Short problem:
Look through the data below and return each line where "правительства" appears.

The input:
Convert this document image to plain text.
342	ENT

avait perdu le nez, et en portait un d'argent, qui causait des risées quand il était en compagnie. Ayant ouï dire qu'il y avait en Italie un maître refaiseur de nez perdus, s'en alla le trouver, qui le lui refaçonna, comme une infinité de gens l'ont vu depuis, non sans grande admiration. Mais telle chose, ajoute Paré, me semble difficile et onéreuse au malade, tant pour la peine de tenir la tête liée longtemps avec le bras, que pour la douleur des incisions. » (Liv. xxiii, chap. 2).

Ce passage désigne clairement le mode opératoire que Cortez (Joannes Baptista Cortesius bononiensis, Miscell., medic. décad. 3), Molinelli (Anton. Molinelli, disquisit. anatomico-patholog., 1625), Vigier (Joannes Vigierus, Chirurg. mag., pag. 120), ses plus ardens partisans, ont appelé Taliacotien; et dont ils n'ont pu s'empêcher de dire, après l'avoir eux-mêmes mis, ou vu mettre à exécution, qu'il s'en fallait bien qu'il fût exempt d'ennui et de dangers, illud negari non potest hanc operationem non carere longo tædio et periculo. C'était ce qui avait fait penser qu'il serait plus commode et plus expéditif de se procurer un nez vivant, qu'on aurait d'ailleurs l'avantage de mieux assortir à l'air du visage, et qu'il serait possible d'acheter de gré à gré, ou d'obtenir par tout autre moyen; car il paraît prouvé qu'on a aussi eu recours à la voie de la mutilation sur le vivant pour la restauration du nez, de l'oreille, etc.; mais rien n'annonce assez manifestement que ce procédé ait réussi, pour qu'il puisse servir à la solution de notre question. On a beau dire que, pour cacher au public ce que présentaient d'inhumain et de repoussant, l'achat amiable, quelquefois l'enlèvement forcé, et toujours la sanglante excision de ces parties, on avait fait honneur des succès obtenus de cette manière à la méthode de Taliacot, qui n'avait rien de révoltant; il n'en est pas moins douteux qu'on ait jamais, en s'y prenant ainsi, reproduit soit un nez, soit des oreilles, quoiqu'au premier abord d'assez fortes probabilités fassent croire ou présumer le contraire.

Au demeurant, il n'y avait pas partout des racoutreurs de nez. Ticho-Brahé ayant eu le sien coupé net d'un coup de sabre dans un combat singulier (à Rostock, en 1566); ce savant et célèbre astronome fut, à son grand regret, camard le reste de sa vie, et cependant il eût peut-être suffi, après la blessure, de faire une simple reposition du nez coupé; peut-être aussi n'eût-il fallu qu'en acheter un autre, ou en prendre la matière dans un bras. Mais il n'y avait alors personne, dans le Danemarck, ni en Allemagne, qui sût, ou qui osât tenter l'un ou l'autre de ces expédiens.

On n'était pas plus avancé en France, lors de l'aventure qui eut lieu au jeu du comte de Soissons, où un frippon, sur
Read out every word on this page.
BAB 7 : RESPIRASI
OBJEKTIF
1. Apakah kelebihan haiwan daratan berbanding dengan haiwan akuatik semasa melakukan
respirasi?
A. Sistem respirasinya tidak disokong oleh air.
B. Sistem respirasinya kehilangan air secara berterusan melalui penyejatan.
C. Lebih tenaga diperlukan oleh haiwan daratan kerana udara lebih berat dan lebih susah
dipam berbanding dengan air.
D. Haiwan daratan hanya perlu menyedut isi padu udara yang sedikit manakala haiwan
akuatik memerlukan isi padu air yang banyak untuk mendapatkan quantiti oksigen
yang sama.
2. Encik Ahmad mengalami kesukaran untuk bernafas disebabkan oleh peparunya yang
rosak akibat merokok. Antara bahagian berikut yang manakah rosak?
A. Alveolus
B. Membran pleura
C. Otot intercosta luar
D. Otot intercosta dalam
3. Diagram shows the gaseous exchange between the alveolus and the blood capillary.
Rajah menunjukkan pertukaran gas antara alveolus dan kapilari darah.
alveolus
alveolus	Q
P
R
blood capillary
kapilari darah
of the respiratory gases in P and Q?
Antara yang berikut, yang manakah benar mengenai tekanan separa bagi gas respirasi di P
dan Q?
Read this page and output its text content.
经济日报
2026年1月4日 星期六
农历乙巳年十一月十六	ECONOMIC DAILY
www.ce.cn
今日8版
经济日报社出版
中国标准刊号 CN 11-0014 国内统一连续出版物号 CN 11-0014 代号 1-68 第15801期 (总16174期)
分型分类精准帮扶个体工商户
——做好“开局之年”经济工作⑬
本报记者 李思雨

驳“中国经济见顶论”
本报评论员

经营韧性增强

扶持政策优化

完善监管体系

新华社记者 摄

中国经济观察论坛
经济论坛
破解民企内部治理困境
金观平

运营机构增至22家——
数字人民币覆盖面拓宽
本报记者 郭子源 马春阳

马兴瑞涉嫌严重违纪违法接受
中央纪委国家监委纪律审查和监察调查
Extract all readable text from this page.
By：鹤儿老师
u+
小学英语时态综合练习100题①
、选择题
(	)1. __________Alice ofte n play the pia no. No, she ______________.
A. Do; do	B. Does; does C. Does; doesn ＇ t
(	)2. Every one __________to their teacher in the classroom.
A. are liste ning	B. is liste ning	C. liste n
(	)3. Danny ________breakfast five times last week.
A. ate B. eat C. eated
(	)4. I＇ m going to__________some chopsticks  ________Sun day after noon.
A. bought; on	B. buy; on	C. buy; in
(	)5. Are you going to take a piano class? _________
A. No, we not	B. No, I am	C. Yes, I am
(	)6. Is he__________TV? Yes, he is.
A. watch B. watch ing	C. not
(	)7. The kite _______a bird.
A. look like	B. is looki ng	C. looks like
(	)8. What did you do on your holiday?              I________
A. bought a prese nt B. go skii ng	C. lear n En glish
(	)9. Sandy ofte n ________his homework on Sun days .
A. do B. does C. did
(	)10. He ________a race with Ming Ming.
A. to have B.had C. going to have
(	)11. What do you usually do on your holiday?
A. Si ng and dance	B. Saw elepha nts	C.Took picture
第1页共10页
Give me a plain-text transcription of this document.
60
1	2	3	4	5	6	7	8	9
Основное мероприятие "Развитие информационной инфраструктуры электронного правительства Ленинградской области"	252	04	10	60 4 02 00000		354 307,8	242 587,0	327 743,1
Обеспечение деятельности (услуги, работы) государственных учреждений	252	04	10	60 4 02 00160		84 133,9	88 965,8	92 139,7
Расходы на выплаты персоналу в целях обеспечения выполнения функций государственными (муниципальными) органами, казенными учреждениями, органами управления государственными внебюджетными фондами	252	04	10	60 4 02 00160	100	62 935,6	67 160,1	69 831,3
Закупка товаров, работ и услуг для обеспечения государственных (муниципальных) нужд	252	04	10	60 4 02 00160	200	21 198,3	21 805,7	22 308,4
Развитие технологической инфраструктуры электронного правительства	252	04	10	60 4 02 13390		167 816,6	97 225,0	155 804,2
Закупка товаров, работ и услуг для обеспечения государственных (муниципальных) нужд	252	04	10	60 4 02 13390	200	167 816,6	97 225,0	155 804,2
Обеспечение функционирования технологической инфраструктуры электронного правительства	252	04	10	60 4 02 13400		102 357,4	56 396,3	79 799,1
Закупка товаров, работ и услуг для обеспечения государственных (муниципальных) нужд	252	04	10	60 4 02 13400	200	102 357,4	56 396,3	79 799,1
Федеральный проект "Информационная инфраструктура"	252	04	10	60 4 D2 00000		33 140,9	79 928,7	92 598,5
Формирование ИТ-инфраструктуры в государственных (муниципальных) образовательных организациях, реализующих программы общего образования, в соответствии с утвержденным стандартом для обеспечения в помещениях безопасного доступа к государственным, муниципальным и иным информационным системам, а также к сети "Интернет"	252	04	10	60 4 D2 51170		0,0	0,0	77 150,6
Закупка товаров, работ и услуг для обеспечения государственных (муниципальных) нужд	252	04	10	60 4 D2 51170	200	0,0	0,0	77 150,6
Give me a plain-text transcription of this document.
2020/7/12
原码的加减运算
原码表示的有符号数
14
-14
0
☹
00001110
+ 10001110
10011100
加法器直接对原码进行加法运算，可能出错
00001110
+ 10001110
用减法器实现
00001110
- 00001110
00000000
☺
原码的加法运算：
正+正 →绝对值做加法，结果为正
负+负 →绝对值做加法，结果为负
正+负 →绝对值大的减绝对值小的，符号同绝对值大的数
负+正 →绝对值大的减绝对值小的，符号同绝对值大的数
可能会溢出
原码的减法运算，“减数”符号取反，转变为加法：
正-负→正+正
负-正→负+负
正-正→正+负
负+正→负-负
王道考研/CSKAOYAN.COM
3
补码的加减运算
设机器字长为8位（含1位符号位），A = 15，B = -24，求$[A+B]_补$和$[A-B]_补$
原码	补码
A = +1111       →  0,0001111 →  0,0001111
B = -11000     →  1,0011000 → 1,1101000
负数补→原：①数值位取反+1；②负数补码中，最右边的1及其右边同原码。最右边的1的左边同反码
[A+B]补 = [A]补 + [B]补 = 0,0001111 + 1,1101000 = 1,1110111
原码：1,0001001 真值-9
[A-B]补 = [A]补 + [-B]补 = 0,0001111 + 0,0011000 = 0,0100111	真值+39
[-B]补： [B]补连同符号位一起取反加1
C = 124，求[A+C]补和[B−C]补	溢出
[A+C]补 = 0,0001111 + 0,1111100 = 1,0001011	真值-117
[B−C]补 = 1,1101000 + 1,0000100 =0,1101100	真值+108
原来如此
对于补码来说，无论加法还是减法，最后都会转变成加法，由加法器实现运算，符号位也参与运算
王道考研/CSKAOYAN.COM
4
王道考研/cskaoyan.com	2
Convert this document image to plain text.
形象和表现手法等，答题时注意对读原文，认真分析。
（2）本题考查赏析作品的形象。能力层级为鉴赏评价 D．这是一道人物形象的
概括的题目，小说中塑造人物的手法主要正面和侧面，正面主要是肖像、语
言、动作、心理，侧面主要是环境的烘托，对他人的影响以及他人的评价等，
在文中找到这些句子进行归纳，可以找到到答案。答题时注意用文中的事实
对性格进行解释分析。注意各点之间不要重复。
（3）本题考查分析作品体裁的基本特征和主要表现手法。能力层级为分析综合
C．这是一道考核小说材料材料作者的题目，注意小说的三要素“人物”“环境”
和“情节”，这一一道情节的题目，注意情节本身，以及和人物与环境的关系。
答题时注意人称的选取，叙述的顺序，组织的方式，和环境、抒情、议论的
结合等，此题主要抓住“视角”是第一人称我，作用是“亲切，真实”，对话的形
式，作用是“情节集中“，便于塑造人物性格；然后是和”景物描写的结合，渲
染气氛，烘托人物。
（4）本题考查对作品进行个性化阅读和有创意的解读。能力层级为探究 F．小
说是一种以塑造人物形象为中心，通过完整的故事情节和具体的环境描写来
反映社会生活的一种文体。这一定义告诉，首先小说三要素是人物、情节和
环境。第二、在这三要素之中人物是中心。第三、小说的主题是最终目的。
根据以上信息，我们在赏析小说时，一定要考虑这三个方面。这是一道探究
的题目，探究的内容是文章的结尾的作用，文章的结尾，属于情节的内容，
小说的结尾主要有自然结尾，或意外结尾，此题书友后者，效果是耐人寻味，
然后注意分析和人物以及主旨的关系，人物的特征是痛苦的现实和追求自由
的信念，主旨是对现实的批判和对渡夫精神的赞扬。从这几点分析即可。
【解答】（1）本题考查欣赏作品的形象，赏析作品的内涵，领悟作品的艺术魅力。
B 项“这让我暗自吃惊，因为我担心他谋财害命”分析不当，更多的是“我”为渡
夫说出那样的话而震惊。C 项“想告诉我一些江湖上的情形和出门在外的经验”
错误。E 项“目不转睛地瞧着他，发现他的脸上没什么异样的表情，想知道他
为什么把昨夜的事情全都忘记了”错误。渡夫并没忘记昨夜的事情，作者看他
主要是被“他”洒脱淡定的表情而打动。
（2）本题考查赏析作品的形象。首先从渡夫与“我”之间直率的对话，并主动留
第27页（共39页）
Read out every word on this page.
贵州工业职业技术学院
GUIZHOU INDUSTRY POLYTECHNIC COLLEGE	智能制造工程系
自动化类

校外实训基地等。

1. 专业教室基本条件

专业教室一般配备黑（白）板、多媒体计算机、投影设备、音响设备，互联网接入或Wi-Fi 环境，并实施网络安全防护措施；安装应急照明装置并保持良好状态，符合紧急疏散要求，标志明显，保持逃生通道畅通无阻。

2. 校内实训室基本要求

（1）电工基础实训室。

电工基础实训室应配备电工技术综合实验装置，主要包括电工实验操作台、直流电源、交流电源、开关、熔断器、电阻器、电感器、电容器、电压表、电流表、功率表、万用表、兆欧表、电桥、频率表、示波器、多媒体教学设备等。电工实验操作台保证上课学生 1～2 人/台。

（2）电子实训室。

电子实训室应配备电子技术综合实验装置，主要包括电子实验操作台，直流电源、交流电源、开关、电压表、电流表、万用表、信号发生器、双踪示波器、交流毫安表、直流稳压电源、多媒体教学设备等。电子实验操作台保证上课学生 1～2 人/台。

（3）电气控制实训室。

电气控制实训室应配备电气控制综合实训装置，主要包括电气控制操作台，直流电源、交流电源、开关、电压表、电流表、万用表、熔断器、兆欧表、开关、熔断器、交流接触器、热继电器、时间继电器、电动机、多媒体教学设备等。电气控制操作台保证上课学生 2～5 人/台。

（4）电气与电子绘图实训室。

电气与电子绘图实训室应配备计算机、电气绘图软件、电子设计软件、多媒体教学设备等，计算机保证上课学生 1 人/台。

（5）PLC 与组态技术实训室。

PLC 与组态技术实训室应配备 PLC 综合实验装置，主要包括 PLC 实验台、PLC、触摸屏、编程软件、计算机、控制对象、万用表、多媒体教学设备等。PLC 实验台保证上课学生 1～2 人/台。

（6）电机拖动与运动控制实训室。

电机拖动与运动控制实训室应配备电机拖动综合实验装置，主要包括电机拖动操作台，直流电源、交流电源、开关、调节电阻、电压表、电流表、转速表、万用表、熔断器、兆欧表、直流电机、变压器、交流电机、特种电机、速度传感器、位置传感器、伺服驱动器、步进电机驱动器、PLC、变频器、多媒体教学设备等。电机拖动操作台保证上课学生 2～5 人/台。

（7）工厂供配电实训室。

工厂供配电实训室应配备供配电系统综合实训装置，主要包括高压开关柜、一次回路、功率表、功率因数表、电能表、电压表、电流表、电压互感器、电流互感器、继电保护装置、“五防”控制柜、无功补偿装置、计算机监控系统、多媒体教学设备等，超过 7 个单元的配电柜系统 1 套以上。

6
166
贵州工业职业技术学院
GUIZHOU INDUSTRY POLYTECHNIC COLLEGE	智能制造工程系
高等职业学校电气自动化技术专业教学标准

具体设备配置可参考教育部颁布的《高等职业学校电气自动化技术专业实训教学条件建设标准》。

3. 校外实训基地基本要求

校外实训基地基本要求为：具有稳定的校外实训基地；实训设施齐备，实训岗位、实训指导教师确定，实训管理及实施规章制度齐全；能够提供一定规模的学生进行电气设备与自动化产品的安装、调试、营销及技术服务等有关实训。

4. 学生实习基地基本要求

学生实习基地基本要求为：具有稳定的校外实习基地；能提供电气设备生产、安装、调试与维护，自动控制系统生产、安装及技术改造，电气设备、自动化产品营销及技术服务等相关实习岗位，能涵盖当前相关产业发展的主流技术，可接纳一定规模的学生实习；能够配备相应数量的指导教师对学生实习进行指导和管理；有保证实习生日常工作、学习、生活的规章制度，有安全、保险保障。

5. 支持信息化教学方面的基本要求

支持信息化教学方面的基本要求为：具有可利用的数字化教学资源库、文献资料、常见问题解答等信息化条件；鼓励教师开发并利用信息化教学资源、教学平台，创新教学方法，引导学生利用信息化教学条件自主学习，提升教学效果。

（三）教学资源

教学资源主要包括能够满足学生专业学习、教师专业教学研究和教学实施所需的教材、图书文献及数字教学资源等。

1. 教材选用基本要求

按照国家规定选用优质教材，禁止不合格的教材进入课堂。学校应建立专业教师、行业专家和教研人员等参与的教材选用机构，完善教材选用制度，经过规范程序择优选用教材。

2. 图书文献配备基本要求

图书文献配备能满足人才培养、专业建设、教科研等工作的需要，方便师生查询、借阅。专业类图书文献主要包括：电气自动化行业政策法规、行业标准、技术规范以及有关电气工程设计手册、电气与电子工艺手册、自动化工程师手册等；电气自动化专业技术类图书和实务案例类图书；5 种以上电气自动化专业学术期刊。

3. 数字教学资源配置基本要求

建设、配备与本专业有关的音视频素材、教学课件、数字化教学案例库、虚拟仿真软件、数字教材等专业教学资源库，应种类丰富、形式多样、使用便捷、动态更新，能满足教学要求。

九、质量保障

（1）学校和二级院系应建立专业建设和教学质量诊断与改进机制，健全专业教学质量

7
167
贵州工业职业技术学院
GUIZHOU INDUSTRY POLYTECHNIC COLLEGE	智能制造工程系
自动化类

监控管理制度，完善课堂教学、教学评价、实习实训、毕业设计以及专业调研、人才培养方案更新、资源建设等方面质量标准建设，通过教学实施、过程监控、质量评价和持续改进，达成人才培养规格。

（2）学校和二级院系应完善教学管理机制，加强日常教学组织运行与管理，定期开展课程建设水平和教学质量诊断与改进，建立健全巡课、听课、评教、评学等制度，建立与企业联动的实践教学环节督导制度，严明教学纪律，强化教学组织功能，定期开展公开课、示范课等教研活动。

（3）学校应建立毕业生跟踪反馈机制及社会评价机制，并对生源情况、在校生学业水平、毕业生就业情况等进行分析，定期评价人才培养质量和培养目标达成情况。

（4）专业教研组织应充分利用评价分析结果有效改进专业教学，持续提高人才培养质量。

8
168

Output of the task:
Основное мероприятие "Развитие информационной инфраструктуры электронного правительства Ленинградской области"	252	04	10	60 4 02 00000		354 307,8	242 587,0	327 743,1
Развитие технологической инфраструктуры электронного правительства	252	04	10	60 4 02 13390		167 816,6	97 225,0	155 804,2
Обеспечение функционирования технологической инфраструктуры электронного правительства	252	04	10	60 4 02 13400		102 357,4	56 396,3	79 799,1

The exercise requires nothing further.